Aim of the task:
Report only how many lines of the entries below contain the string "type".

## Begin Exercise data

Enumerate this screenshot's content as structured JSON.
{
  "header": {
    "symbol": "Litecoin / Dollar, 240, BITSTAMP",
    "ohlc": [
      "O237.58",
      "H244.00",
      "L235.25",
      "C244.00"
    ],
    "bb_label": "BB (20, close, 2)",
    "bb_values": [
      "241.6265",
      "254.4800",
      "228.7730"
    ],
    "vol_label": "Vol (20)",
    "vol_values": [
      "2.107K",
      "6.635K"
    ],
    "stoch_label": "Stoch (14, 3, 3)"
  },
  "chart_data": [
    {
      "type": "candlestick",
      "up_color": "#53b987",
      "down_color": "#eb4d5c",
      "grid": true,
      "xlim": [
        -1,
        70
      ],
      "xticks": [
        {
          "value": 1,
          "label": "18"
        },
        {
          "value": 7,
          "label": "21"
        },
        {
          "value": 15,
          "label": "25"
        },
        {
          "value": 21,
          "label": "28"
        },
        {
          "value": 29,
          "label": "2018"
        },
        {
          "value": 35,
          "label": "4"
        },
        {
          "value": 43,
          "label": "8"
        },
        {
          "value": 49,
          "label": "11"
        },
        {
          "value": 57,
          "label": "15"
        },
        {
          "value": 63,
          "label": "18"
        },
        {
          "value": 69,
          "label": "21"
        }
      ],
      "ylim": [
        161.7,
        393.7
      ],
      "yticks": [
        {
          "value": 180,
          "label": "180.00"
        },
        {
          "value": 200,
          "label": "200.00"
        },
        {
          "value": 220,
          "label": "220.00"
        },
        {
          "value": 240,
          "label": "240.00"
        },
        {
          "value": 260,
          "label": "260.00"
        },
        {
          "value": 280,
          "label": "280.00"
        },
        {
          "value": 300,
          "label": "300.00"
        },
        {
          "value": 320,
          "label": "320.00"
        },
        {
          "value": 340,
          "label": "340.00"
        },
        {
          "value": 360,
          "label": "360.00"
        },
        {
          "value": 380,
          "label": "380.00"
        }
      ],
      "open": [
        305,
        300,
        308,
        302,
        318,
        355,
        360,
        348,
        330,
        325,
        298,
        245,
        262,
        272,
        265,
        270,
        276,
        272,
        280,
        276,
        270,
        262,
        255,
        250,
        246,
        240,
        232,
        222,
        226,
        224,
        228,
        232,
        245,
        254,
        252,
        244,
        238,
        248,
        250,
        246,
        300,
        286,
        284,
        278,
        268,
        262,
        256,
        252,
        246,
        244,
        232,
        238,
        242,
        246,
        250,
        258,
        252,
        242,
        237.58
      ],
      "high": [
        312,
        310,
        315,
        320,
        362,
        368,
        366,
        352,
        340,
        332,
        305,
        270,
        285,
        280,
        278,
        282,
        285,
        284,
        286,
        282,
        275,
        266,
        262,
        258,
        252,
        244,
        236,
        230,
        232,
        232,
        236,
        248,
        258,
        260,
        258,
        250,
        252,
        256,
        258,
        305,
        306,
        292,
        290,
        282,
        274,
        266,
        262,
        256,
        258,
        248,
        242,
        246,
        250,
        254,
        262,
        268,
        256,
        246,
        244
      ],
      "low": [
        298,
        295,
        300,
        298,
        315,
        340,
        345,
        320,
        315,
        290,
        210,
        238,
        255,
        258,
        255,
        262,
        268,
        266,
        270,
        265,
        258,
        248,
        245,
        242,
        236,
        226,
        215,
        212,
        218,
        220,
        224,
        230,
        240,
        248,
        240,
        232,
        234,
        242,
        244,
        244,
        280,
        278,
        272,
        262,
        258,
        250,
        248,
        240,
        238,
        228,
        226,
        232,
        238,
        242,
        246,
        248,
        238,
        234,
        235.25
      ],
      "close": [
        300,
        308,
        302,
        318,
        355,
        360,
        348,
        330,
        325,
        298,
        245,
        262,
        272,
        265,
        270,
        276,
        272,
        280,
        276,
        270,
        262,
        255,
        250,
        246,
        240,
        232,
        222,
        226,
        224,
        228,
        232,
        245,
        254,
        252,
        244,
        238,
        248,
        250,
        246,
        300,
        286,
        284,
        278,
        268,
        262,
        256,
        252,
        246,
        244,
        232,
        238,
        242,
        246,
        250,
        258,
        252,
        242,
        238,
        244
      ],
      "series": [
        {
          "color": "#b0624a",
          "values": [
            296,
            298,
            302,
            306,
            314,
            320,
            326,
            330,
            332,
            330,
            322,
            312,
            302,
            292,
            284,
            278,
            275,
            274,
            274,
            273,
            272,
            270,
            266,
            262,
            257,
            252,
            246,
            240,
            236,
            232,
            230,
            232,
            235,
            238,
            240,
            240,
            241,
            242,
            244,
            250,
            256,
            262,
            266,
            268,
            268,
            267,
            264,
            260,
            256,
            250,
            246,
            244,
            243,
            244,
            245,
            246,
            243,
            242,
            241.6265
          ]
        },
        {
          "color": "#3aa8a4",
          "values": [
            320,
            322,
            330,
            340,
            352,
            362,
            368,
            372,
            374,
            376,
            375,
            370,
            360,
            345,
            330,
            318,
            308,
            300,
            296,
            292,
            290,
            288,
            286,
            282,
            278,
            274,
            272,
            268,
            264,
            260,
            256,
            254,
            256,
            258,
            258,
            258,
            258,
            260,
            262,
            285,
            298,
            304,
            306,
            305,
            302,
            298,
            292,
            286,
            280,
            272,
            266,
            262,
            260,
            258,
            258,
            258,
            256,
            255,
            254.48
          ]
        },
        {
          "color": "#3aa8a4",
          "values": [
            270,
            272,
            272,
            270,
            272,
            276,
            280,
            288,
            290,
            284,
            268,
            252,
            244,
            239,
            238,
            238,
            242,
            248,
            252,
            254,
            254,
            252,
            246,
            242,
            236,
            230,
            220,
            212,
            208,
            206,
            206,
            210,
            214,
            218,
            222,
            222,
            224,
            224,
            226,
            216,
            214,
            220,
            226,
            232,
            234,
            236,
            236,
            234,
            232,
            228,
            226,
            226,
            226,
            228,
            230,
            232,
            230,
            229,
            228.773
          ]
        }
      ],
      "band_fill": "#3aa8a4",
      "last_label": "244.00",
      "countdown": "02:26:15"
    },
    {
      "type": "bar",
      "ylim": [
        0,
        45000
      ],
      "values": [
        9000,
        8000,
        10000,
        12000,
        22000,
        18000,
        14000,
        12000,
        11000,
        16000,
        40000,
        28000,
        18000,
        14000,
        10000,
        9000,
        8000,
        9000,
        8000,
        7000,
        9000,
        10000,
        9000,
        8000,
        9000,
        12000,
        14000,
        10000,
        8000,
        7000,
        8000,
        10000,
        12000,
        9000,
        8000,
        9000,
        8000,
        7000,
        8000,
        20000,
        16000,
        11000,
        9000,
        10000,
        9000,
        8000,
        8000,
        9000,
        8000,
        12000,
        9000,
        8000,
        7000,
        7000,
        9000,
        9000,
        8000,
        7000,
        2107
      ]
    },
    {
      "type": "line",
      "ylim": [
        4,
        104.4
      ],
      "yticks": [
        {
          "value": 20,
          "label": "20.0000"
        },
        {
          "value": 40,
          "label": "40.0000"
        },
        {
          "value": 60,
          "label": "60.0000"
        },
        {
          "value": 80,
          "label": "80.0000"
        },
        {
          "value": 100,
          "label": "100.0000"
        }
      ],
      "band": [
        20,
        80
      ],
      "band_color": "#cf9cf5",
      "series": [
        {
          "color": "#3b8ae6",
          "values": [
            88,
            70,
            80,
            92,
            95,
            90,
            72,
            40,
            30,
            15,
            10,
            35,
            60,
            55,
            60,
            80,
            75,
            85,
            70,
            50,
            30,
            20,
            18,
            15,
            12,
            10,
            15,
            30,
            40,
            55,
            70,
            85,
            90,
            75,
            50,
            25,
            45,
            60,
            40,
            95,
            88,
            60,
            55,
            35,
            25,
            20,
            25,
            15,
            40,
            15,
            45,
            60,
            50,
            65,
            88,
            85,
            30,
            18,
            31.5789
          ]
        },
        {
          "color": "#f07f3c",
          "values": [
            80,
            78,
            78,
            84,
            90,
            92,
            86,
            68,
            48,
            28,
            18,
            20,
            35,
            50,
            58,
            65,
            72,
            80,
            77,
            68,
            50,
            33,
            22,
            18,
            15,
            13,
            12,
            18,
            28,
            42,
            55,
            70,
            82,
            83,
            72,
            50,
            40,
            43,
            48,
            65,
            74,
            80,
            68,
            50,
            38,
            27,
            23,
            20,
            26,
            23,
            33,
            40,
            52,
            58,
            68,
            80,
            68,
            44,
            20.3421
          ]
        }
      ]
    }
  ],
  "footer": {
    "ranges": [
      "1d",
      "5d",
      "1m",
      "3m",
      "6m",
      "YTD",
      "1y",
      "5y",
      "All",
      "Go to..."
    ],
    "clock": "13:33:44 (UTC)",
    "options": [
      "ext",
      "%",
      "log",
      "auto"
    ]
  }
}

## End Exercise data

Result of the task:
3